* DATASET EXTRACT
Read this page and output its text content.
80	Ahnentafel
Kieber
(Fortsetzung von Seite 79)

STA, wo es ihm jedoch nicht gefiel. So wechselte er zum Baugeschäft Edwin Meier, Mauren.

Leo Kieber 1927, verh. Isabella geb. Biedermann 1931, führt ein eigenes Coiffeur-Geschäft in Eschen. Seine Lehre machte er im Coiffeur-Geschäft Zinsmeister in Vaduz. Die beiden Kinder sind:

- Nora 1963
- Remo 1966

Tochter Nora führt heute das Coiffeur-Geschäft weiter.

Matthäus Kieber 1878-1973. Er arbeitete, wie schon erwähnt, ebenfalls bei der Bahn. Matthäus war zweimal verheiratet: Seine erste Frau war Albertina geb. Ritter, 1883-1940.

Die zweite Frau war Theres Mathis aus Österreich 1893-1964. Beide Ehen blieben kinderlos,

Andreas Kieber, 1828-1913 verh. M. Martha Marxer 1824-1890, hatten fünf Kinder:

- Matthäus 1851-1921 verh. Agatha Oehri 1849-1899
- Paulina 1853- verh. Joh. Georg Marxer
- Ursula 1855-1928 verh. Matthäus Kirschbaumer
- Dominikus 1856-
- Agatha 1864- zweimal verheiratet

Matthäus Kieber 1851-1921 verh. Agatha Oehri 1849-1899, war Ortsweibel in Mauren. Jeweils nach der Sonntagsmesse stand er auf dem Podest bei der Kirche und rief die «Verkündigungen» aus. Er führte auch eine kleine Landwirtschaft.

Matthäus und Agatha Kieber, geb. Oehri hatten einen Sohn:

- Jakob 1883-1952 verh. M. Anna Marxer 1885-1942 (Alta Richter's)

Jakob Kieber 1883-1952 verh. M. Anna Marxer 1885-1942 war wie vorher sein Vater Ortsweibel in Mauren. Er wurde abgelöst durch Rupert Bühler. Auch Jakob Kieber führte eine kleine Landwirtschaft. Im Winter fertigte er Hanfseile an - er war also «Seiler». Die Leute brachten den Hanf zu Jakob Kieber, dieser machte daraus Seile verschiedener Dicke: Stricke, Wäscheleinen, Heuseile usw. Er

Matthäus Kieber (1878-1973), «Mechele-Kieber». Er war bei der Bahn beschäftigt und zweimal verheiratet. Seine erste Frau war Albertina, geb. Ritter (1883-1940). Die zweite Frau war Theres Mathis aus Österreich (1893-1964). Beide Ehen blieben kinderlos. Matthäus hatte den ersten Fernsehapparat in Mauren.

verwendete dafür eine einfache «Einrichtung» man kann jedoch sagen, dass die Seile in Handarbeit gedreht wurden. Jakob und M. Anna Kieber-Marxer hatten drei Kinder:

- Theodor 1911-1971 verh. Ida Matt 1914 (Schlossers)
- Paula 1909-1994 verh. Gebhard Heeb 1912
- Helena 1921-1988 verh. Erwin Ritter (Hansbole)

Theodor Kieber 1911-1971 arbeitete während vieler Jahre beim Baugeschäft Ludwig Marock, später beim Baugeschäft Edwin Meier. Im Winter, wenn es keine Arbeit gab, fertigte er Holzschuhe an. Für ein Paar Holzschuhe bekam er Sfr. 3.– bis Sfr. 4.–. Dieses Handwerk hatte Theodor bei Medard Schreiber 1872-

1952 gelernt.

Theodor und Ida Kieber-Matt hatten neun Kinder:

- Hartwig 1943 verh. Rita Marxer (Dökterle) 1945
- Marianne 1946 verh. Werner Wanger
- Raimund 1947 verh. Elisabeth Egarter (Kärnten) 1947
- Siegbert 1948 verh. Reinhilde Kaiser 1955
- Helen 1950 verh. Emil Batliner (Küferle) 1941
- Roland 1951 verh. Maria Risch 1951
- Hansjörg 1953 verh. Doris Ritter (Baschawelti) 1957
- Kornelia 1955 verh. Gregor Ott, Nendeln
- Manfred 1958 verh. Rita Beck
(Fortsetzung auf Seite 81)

* TASK STATEMENT
Reproduce the entries so that each line reads exactly as it did before.

* EXERCISE ANSWER
Read this page and output its text content.
80	Ahnentafel
Kieber
(Fortsetzung von Seite 79)

STA, wo es ihm jedoch nicht gefiel. So wechselte er zum Baugeschäft Edwin Meier, Mauren.

Leo Kieber 1927, verh. Isabella geb. Biedermann 1931, führt ein eigenes Coiffeur-Geschäft in Eschen. Seine Lehre machte er im Coiffeur-Geschäft Zinsmeister in Vaduz. Die beiden Kinder sind:

- Nora 1963
- Remo 1966

Tochter Nora führt heute das Coiffeur-Geschäft weiter.

Matthäus Kieber 1878-1973. Er arbeitete, wie schon erwähnt, ebenfalls bei der Bahn. Matthäus war zweimal verheiratet: Seine erste Frau war Albertina geb. Ritter, 1883-1940.

Die zweite Frau war Theres Mathis aus Österreich 1893-1964. Beide Ehen blieben kinderlos,

Andreas Kieber, 1828-1913 verh. M. Martha Marxer 1824-1890, hatten fünf Kinder:

- Matthäus 1851-1921 verh. Agatha Oehri 1849-1899
- Paulina 1853- verh. Joh. Georg Marxer
- Ursula 1855-1928 verh. Matthäus Kirschbaumer
- Dominikus 1856-
- Agatha 1864- zweimal verheiratet

Matthäus Kieber 1851-1921 verh. Agatha Oehri 1849-1899, war Ortsweibel in Mauren. Jeweils nach der Sonntagsmesse stand er auf dem Podest bei der Kirche und rief die «Verkündigungen» aus. Er führte auch eine kleine Landwirtschaft.

Matthäus und Agatha Kieber, geb. Oehri hatten einen Sohn:

- Jakob 1883-1952 verh. M. Anna Marxer 1885-1942 (Alta Richter's)

Jakob Kieber 1883-1952 verh. M. Anna Marxer 1885-1942 war wie vorher sein Vater Ortsweibel in Mauren. Er wurde abgelöst durch Rupert Bühler. Auch Jakob Kieber führte eine kleine Landwirtschaft. Im Winter fertigte er Hanfseile an - er war also «Seiler». Die Leute brachten den Hanf zu Jakob Kieber, dieser machte daraus Seile verschiedener Dicke: Stricke, Wäscheleinen, Heuseile usw. Er

Matthäus Kieber (1878-1973), «Mechele-Kieber». Er war bei der Bahn beschäftigt und zweimal verheiratet. Seine erste Frau war Albertina, geb. Ritter (1883-1940). Die zweite Frau war Theres Mathis aus Österreich (1893-1964). Beide Ehen blieben kinderlos. Matthäus hatte den ersten Fernsehapparat in Mauren.

verwendete dafür eine einfache «Einrichtung» man kann jedoch sagen, dass die Seile in Handarbeit gedreht wurden. Jakob und M. Anna Kieber-Marxer hatten drei Kinder:

- Theodor 1911-1971 verh. Ida Matt 1914 (Schlossers)
- Paula 1909-1994 verh. Gebhard Heeb 1912
- Helena 1921-1988 verh. Erwin Ritter (Hansbole)

Theodor Kieber 1911-1971 arbeitete während vieler Jahre beim Baugeschäft Ludwig Marock, später beim Baugeschäft Edwin Meier. Im Winter, wenn es keine Arbeit gab, fertigte er Holzschuhe an. Für ein Paar Holzschuhe bekam er Sfr. 3.– bis Sfr. 4.–. Dieses Handwerk hatte Theodor bei Medard Schreiber 1872-

1952 gelernt.

Theodor und Ida Kieber-Matt hatten neun Kinder:

- Hartwig 1943 verh. Rita Marxer (Dökterle) 1945
- Marianne 1946 verh. Werner Wanger
- Raimund 1947 verh. Elisabeth Egarter (Kärnten) 1947
- Siegbert 1948 verh. Reinhilde Kaiser 1955
- Helen 1950 verh. Emil Batliner (Küferle) 1941
- Roland 1951 verh. Maria Risch 1951
- Hansjörg 1953 verh. Doris Ritter (Baschawelti) 1957
- Kornelia 1955 verh. Gregor Ott, Nendeln
- Manfred 1958 verh. Rita Beck
(Fortsetzung auf Seite 81)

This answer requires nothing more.